_Instructions:_
1/ Reproduce, word for word, the portion of the advertising passage that begins with the words containing "From the ADPLAN" and ends with "themes and stories.".
2/ Decide whether each statement below agrees with the advertising passage: (a) the Jeff Bridges ad lasted 30 seconds; (b) Rucker found the positioning of the Jeff Bridges ad clear; (c) this year's ads relied mainly on clever, cute, funny spots. Answer yes or no for each, and quote the words of the advertising passage that decide it.

_Excerpt:_
►

Don’t mess with AngryNeeson52
However, the Kellogg students quickly identified this year’s worst ad: Square State’s “Dream with Jeff” ad featuring Jeff Bridges chanting “om” throughout the 30-second spot.
Square Space – Dreaming with Jeff
“For the first five seconds, I’m kind of interested,” Rucker concedes. “But you need to have a payoff for the consumer. And the payoff of ‘Go see Square Space’ – that’s not a payoff. It’s not motivating. I’m not interested.”
From the ADPLAN framework perspective, the linkage was weak. “The positioning was unclear,” Rucker observes. “What are you trying to convey? – Why are you doing this? What’s good about the product? This is one where the grand concept, starting with Jeff Bridges, got my early attention. But you don’t have the follow through on any of the other strategic elements.”
ADVERTISERS TARGET EMOTIONS WHILE PLAYING IT SAFE
In recent years, the emergence of social media has changed the advertising landscape, with advertisers building large scale online campaigns to produce consumer activity both before and after the game. This year, the ads went away from what Rucker calls the “typical clever, cute, funny, and even a little controversial” spots, relying instead of serious themes and stories.

◄

_Data block:_
►

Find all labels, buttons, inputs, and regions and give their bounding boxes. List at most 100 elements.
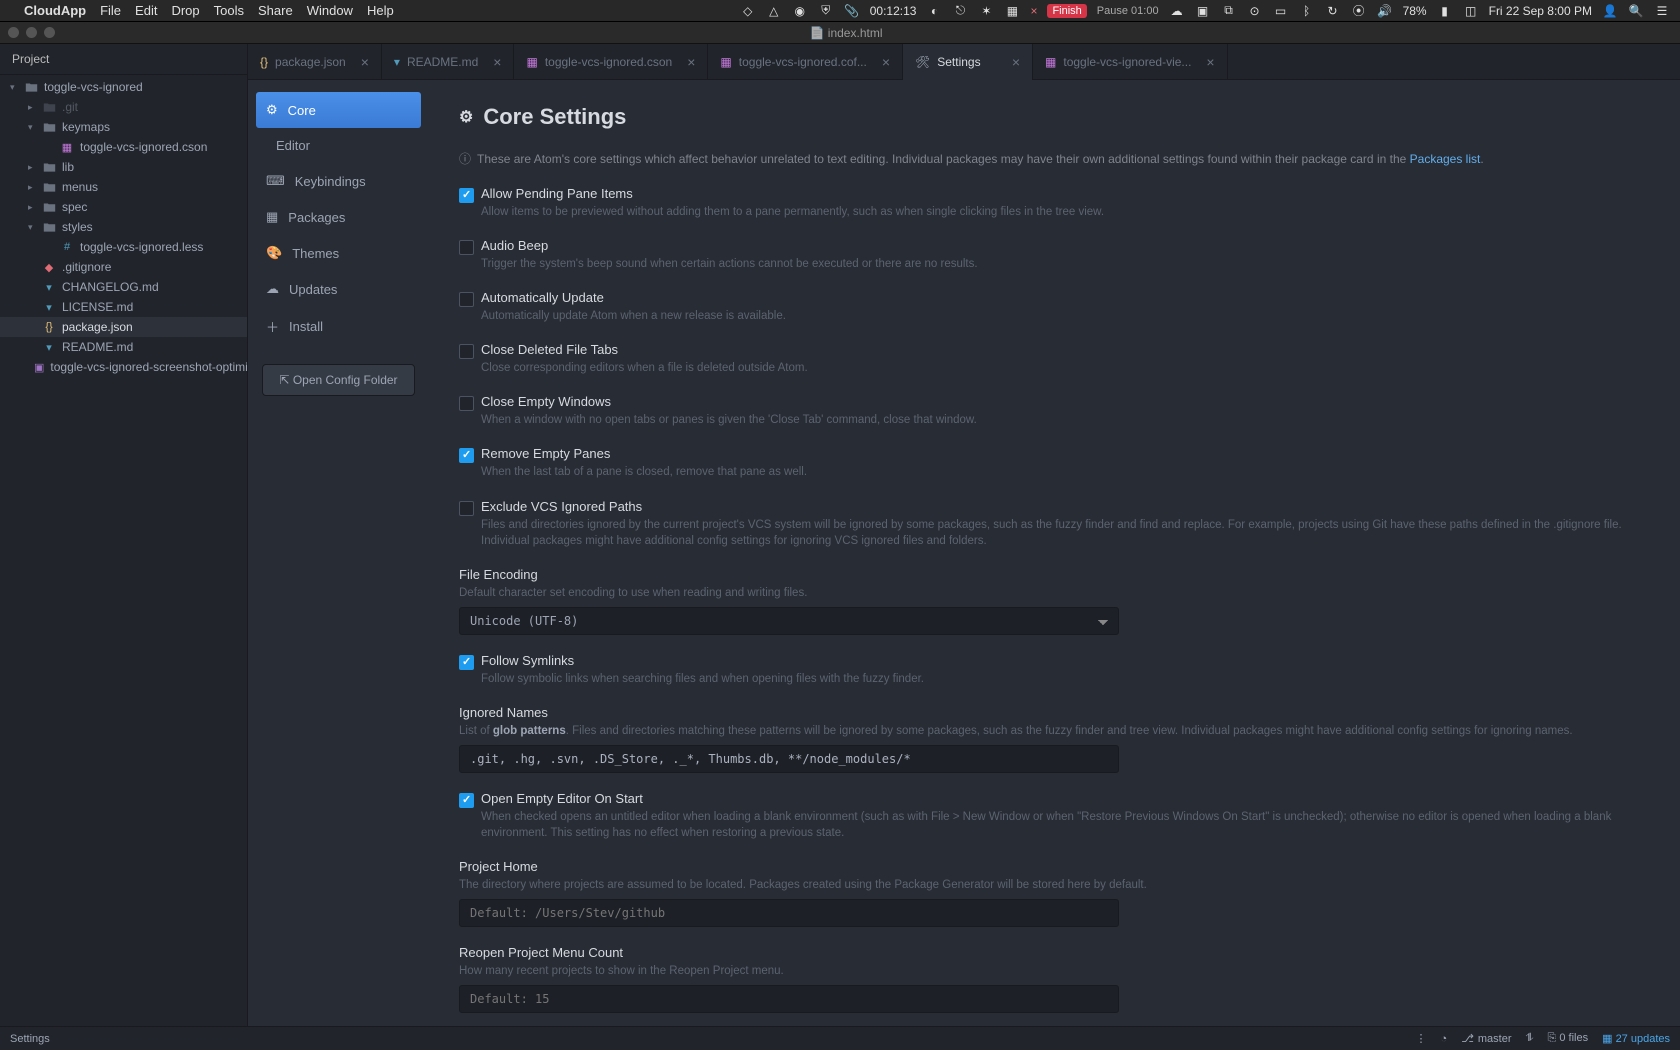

◄

_Responses for each task:_
1/
From the ADPLAN framework perspective, the linkage was weak. “The positioning was unclear,” Rucker observes. “What are you trying to convey? – Why are you doing this? What’s good about the product? This is one where the grand concept, starting with Jeff Bridges, got my early attention. But you don’t have the follow through on any of the other strategic elements.”
ADVERTISERS TARGET EMOTIONS WHILE PLAYING IT SAFE
In recent years, the emergence of social media has changed the advertising landscape, with advertisers building large scale online campaigns to produce consumer activity both before and after the game. This year, the ads went away from what Rucker calls the “typical clever, cute, funny, and even a little controversial” spots, relying instead of serious themes and stories.

2/
(a) Yes: "featuring Jeff Bridges chanting “om” throughout the 30-second spot."
(b) No: "“The positioning was unclear,” Rucker observes."
(c) No: "the ads went away from what Rucker calls the “typical clever, cute, funny, and even a little controversial” spots, relying instead of serious themes and stories."